**To be done**
Print all entries word for word.
• • • •
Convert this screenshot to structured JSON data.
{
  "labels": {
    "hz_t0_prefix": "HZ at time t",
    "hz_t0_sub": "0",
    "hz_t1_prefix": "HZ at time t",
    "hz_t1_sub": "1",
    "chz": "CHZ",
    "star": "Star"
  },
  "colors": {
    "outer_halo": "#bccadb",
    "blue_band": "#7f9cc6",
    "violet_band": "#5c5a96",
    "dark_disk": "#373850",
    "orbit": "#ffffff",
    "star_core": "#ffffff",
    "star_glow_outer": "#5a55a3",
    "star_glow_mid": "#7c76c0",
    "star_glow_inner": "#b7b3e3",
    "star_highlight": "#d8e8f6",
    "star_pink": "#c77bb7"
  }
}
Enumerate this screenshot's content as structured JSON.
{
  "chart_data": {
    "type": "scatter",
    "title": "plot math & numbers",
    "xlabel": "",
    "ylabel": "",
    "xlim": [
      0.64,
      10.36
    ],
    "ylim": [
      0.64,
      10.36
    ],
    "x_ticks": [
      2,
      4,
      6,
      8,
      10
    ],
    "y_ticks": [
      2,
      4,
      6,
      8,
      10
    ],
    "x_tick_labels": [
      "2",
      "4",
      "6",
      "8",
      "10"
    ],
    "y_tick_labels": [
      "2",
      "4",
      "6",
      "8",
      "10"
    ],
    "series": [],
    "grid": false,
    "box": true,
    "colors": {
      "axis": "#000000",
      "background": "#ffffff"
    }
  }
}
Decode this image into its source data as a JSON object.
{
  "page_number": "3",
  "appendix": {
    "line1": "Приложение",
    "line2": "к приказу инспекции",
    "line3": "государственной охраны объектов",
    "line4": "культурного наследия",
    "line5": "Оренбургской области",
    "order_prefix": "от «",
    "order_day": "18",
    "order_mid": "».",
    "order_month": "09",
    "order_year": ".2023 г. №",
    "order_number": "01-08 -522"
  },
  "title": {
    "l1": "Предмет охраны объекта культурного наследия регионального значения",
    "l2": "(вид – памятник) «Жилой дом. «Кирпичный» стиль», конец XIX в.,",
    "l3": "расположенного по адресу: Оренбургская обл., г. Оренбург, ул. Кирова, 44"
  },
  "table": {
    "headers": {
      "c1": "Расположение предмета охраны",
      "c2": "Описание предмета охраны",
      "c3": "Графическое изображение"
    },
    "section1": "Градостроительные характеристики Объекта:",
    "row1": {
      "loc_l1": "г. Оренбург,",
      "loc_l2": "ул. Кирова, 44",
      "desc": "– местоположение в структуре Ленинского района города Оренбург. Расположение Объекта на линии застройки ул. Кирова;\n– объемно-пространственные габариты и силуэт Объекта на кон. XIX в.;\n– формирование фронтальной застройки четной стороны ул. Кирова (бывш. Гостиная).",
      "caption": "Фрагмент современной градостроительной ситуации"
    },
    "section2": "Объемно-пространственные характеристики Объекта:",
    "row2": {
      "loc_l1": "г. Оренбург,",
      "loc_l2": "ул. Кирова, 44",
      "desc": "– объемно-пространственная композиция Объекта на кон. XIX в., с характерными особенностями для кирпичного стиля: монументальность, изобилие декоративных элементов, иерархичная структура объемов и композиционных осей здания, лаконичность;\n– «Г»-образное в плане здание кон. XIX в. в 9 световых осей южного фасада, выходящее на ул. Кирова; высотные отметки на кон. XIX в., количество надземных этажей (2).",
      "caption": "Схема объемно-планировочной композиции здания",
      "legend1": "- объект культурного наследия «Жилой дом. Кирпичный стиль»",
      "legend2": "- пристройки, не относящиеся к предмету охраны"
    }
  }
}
• • • •
**Task response**
Convert this screenshot to structured JSON data.
{
  "labels": {
    "hz_t0_prefix": "HZ at time t",
    "hz_t0_sub": "0",
    "hz_t1_prefix": "HZ at time t",
    "hz_t1_sub": "1",
    "chz": "CHZ",
    "star": "Star"
  },
  "colors": {
    "outer_halo": "#bccadb",
    "blue_band": "#7f9cc6",
    "violet_band": "#5c5a96",
    "dark_disk": "#373850",
    "orbit": "#ffffff",
    "star_core": "#ffffff",
    "star_glow_outer": "#5a55a3",
    "star_glow_mid": "#7c76c0",
    "star_glow_inner": "#b7b3e3",
    "star_highlight": "#d8e8f6",
    "star_pink": "#c77bb7"
  }
}
Enumerate this screenshot's content as structured JSON.
{
  "chart_data": {
    "type": "scatter",
    "title": "plot math & numbers",
    "xlabel": "",
    "ylabel": "",
    "xlim": [
      0.64,
      10.36
    ],
    "ylim": [
      0.64,
      10.36
    ],
    "x_ticks": [
      2,
      4,
      6,
      8,
      10
    ],
    "y_ticks": [
      2,
      4,
      6,
      8,
      10
    ],
    "x_tick_labels": [
      "2",
      "4",
      "6",
      "8",
      "10"
    ],
    "y_tick_labels": [
      "2",
      "4",
      "6",
      "8",
      "10"
    ],
    "series": [],
    "grid": false,
    "box": true,
    "colors": {
      "axis": "#000000",
      "background": "#ffffff"
    }
  }
}
Decode this image into its source data as a JSON object.
{
  "page_number": "3",
  "appendix": {
    "line1": "Приложение",
    "line2": "к приказу инспекции",
    "line3": "государственной охраны объектов",
    "line4": "культурного наследия",
    "line5": "Оренбургской области",
    "order_prefix": "от «",
    "order_day": "18",
    "order_mid": "».",
    "order_month": "09",
    "order_year": ".2023 г. №",
    "order_number": "01-08 -522"
  },
  "title": {
    "l1": "Предмет охраны объекта культурного наследия регионального значения",
    "l2": "(вид – памятник) «Жилой дом. «Кирпичный» стиль», конец XIX в.,",
    "l3": "расположенного по адресу: Оренбургская обл., г. Оренбург, ул. Кирова, 44"
  },
  "table": {
    "headers": {
      "c1": "Расположение предмета охраны",
      "c2": "Описание предмета охраны",
      "c3": "Графическое изображение"
    },
    "section1": "Градостроительные характеристики Объекта:",
    "row1": {
      "loc_l1": "г. Оренбург,",
      "loc_l2": "ул. Кирова, 44",
      "desc": "– местоположение в структуре Ленинского района города Оренбург. Расположение Объекта на линии застройки ул. Кирова;\n– объемно-пространственные габариты и силуэт Объекта на кон. XIX в.;\n– формирование фронтальной застройки четной стороны ул. Кирова (бывш. Гостиная).",
      "caption": "Фрагмент современной градостроительной ситуации"
    },
    "section2": "Объемно-пространственные характеристики Объекта:",
    "row2": {
      "loc_l1": "г. Оренбург,",
      "loc_l2": "ул. Кирова, 44",
      "desc": "– объемно-пространственная композиция Объекта на кон. XIX в., с характерными особенностями для кирпичного стиля: монументальность, изобилие декоративных элементов, иерархичная структура объемов и композиционных осей здания, лаконичность;\n– «Г»-образное в плане здание кон. XIX в. в 9 световых осей южного фасада, выходящее на ул. Кирова; высотные отметки на кон. XIX в., количество надземных этажей (2).",
      "caption": "Схема объемно-планировочной композиции здания",
      "legend1": "- объект культурного наследия «Жилой дом. Кирпичный стиль»",
      "legend2": "- пристройки, не относящиеся к предмету охраны"
    }
  }
}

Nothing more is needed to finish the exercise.